- [Your goal]:
Give the records back in full, exactly as they read.
---------- Exercise materials ----------
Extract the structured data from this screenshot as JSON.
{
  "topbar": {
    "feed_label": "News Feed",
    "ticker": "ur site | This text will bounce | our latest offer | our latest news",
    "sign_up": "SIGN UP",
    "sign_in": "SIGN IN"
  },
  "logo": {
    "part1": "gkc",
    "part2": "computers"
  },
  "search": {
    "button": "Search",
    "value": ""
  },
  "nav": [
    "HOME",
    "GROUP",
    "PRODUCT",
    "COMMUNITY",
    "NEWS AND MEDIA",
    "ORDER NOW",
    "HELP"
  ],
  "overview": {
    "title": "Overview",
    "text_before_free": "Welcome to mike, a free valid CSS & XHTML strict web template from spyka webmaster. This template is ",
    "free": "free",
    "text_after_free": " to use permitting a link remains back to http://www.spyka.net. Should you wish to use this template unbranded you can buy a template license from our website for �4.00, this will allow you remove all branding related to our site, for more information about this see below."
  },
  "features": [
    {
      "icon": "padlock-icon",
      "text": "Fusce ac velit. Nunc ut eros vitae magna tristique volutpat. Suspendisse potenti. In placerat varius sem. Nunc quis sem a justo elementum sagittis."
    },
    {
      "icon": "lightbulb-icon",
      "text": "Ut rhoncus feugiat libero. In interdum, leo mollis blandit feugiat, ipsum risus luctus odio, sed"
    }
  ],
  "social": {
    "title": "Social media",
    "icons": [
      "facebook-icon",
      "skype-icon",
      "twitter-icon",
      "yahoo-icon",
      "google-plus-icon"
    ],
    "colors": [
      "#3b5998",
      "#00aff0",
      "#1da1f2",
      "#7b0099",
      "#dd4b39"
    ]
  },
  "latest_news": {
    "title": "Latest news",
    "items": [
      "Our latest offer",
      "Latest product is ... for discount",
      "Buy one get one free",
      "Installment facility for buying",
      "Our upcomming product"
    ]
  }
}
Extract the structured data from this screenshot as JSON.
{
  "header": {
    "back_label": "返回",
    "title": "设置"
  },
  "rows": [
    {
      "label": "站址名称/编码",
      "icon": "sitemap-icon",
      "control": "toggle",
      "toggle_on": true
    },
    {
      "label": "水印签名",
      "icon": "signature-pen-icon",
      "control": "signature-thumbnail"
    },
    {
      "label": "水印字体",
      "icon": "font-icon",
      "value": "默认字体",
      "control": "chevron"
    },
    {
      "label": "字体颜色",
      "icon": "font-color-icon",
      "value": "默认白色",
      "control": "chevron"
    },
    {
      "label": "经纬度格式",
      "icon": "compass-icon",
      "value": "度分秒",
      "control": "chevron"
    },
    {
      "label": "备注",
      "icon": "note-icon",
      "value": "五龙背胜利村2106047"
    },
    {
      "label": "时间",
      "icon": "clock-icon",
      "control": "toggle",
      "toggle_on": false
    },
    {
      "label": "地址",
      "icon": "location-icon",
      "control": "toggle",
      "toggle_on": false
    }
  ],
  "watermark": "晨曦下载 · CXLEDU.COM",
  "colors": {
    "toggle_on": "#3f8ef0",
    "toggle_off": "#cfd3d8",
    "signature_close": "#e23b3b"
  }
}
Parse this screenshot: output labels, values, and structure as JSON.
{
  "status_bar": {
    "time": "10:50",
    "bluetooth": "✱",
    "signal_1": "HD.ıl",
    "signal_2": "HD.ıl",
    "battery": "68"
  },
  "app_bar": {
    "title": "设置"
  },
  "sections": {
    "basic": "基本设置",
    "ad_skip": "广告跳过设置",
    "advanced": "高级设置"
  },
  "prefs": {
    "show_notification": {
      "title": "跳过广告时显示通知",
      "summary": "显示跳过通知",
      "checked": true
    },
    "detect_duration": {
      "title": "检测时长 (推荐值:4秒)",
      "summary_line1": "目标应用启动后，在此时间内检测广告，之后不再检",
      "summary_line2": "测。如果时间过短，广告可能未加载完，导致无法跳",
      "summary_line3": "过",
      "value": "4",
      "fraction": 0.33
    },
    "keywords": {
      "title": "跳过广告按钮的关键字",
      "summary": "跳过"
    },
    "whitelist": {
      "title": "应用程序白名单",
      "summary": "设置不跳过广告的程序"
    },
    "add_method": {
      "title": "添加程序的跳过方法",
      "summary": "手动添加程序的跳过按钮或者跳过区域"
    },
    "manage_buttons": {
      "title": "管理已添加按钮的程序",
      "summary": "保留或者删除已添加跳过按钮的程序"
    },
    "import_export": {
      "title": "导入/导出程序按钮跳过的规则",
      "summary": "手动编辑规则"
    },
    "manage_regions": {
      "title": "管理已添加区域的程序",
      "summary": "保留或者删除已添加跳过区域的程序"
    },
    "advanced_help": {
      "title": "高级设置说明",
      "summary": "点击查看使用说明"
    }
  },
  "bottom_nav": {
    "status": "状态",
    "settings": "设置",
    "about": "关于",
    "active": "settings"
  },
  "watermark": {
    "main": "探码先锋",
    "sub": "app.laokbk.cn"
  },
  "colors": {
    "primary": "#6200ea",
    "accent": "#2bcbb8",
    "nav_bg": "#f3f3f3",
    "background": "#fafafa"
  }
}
----------
- [Result below]:
Extract the structured data from this screenshot as JSON.
{
  "topbar": {
    "feed_label": "News Feed",
    "ticker": "ur site | This text will bounce | our latest offer | our latest news",
    "sign_up": "SIGN UP",
    "sign_in": "SIGN IN"
  },
  "logo": {
    "part1": "gkc",
    "part2": "computers"
  },
  "search": {
    "button": "Search",
    "value": ""
  },
  "nav": [
    "HOME",
    "GROUP",
    "PRODUCT",
    "COMMUNITY",
    "NEWS AND MEDIA",
    "ORDER NOW",
    "HELP"
  ],
  "overview": {
    "title": "Overview",
    "text_before_free": "Welcome to mike, a free valid CSS & XHTML strict web template from spyka webmaster. This template is ",
    "free": "free",
    "text_after_free": " to use permitting a link remains back to http://www.spyka.net. Should you wish to use this template unbranded you can buy a template license from our website for �4.00, this will allow you remove all branding related to our site, for more information about this see below."
  },
  "features": [
    {
      "icon": "padlock-icon",
      "text": "Fusce ac velit. Nunc ut eros vitae magna tristique volutpat. Suspendisse potenti. In placerat varius sem. Nunc quis sem a justo elementum sagittis."
    },
    {
      "icon": "lightbulb-icon",
      "text": "Ut rhoncus feugiat libero. In interdum, leo mollis blandit feugiat, ipsum risus luctus odio, sed"
    }
  ],
  "social": {
    "title": "Social media",
    "icons": [
      "facebook-icon",
      "skype-icon",
      "twitter-icon",
      "yahoo-icon",
      "google-plus-icon"
    ],
    "colors": [
      "#3b5998",
      "#00aff0",
      "#1da1f2",
      "#7b0099",
      "#dd4b39"
    ]
  },
  "latest_news": {
    "title": "Latest news",
    "items": [
      "Our latest offer",
      "Latest product is ... for discount",
      "Buy one get one free",
      "Installment facility for buying",
      "Our upcomming product"
    ]
  }
}
Extract the structured data from this screenshot as JSON.
{
  "header": {
    "back_label": "返回",
    "title": "设置"
  },
  "rows": [
    {
      "label": "站址名称/编码",
      "icon": "sitemap-icon",
      "control": "toggle",
      "toggle_on": true
    },
    {
      "label": "水印签名",
      "icon": "signature-pen-icon",
      "control": "signature-thumbnail"
    },
    {
      "label": "水印字体",
      "icon": "font-icon",
      "value": "默认字体",
      "control": "chevron"
    },
    {
      "label": "字体颜色",
      "icon": "font-color-icon",
      "value": "默认白色",
      "control": "chevron"
    },
    {
      "label": "经纬度格式",
      "icon": "compass-icon",
      "value": "度分秒",
      "control": "chevron"
    },
    {
      "label": "备注",
      "icon": "note-icon",
      "value": "五龙背胜利村2106047"
    },
    {
      "label": "时间",
      "icon": "clock-icon",
      "control": "toggle",
      "toggle_on": false
    },
    {
      "label": "地址",
      "icon": "location-icon",
      "control": "toggle",
      "toggle_on": false
    }
  ],
  "watermark": "晨曦下载 · CXLEDU.COM",
  "colors": {
    "toggle_on": "#3f8ef0",
    "toggle_off": "#cfd3d8",
    "signature_close": "#e23b3b"
  }
}
Parse this screenshot: output labels, values, and structure as JSON.
{
  "status_bar": {
    "time": "10:50",
    "bluetooth": "✱",
    "signal_1": "HD.ıl",
    "signal_2": "HD.ıl",
    "battery": "68"
  },
  "app_bar": {
    "title": "设置"
  },
  "sections": {
    "basic": "基本设置",
    "ad_skip": "广告跳过设置",
    "advanced": "高级设置"
  },
  "prefs": {
    "show_notification": {
      "title": "跳过广告时显示通知",
      "summary": "显示跳过通知",
      "checked": true
    },
    "detect_duration": {
      "title": "检测时长 (推荐值:4秒)",
      "summary_line1": "目标应用启动后，在此时间内检测广告，之后不再检",
      "summary_line2": "测。如果时间过短，广告可能未加载完，导致无法跳",
      "summary_line3": "过",
      "value": "4",
      "fraction": 0.33
    },
    "keywords": {
      "title": "跳过广告按钮的关键字",
      "summary": "跳过"
    },
    "whitelist": {
      "title": "应用程序白名单",
      "summary": "设置不跳过广告的程序"
    },
    "add_method": {
      "title": "添加程序的跳过方法",
      "summary": "手动添加程序的跳过按钮或者跳过区域"
    },
    "manage_buttons": {
      "title": "管理已添加按钮的程序",
      "summary": "保留或者删除已添加跳过按钮的程序"
    },
    "import_export": {
      "title": "导入/导出程序按钮跳过的规则",
      "summary": "手动编辑规则"
    },
    "manage_regions": {
      "title": "管理已添加区域的程序",
      "summary": "保留或者删除已添加跳过区域的程序"
    },
    "advanced_help": {
      "title": "高级设置说明",
      "summary": "点击查看使用说明"
    }
  },
  "bottom_nav": {
    "status": "状态",
    "settings": "设置",
    "about": "关于",
    "active": "settings"
  },
  "watermark": {
    "main": "探码先锋",
    "sub": "app.laokbk.cn"
  },
  "colors": {
    "primary": "#6200ea",
    "accent": "#2bcbb8",
    "nav_bg": "#f3f3f3",
    "background": "#fafafa"
  }
}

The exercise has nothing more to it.